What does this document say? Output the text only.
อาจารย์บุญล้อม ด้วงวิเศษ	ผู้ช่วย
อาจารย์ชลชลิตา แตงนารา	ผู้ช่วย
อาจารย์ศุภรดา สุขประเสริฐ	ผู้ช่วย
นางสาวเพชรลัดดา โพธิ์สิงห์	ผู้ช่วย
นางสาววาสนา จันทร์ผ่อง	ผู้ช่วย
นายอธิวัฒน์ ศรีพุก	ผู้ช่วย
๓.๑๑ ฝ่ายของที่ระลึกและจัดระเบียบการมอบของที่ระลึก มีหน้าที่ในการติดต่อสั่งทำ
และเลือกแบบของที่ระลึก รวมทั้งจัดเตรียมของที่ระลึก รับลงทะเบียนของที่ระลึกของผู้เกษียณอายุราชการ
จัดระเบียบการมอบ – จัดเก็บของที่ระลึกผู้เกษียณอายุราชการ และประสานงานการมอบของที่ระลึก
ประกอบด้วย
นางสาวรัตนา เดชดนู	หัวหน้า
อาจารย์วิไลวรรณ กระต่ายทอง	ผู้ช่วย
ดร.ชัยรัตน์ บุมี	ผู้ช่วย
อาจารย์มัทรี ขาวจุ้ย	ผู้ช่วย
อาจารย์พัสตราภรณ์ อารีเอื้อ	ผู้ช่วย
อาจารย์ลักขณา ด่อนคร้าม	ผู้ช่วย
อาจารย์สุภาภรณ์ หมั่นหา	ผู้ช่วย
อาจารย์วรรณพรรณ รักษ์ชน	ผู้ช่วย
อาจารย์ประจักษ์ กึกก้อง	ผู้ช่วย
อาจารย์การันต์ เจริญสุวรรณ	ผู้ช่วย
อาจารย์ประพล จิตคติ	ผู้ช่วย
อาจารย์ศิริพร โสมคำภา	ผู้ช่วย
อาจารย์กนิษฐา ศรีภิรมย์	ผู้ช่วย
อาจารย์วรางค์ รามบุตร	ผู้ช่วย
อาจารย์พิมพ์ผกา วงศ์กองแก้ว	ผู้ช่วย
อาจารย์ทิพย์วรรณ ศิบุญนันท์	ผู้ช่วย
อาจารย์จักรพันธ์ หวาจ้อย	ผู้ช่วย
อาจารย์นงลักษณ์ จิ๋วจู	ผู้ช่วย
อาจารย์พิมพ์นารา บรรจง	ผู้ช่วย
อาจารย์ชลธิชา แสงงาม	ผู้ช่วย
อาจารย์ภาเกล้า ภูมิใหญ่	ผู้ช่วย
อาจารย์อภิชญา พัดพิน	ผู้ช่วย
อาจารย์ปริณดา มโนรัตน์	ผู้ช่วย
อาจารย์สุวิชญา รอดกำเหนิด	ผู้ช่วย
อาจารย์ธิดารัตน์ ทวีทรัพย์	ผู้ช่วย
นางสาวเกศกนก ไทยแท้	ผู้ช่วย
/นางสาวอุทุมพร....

= = = = = = =

Task to carry out ▸
Can you give every line above again, exactly as written?

Output of the exercise ▸
What does this document say? Output the text only.
อาจารย์บุญล้อม ด้วงวิเศษ	ผู้ช่วย
อาจารย์ชลชลิตา แตงนารา	ผู้ช่วย
อาจารย์ศุภรดา สุขประเสริฐ	ผู้ช่วย
นางสาวเพชรลัดดา โพธิ์สิงห์	ผู้ช่วย
นางสาววาสนา จันทร์ผ่อง	ผู้ช่วย
นายอธิวัฒน์ ศรีพุก	ผู้ช่วย
๓.๑๑ ฝ่ายของที่ระลึกและจัดระเบียบการมอบของที่ระลึก มีหน้าที่ในการติดต่อสั่งทำ
และเลือกแบบของที่ระลึก รวมทั้งจัดเตรียมของที่ระลึก รับลงทะเบียนของที่ระลึกของผู้เกษียณอายุราชการ
จัดระเบียบการมอบ – จัดเก็บของที่ระลึกผู้เกษียณอายุราชการ และประสานงานการมอบของที่ระลึก
ประกอบด้วย
นางสาวรัตนา เดชดนู	หัวหน้า
อาจารย์วิไลวรรณ กระต่ายทอง	ผู้ช่วย
ดร.ชัยรัตน์ บุมี	ผู้ช่วย
อาจารย์มัทรี ขาวจุ้ย	ผู้ช่วย
อาจารย์พัสตราภรณ์ อารีเอื้อ	ผู้ช่วย
อาจารย์ลักขณา ด่อนคร้าม	ผู้ช่วย
อาจารย์สุภาภรณ์ หมั่นหา	ผู้ช่วย
อาจารย์วรรณพรรณ รักษ์ชน	ผู้ช่วย
อาจารย์ประจักษ์ กึกก้อง	ผู้ช่วย
อาจารย์การันต์ เจริญสุวรรณ	ผู้ช่วย
อาจารย์ประพล จิตคติ	ผู้ช่วย
อาจารย์ศิริพร โสมคำภา	ผู้ช่วย
อาจารย์กนิษฐา ศรีภิรมย์	ผู้ช่วย
อาจารย์วรางค์ รามบุตร	ผู้ช่วย
อาจารย์พิมพ์ผกา วงศ์กองแก้ว	ผู้ช่วย
อาจารย์ทิพย์วรรณ ศิบุญนันท์	ผู้ช่วย
อาจารย์จักรพันธ์ หวาจ้อย	ผู้ช่วย
อาจารย์นงลักษณ์ จิ๋วจู	ผู้ช่วย
อาจารย์พิมพ์นารา บรรจง	ผู้ช่วย
อาจารย์ชลธิชา แสงงาม	ผู้ช่วย
อาจารย์ภาเกล้า ภูมิใหญ่	ผู้ช่วย
อาจารย์อภิชญา พัดพิน	ผู้ช่วย
อาจารย์ปริณดา มโนรัตน์	ผู้ช่วย
อาจารย์สุวิชญา รอดกำเหนิด	ผู้ช่วย
อาจารย์ธิดารัตน์ ทวีทรัพย์	ผู้ช่วย
นางสาวเกศกนก ไทยแท้	ผู้ช่วย
/นางสาวอุทุมพร....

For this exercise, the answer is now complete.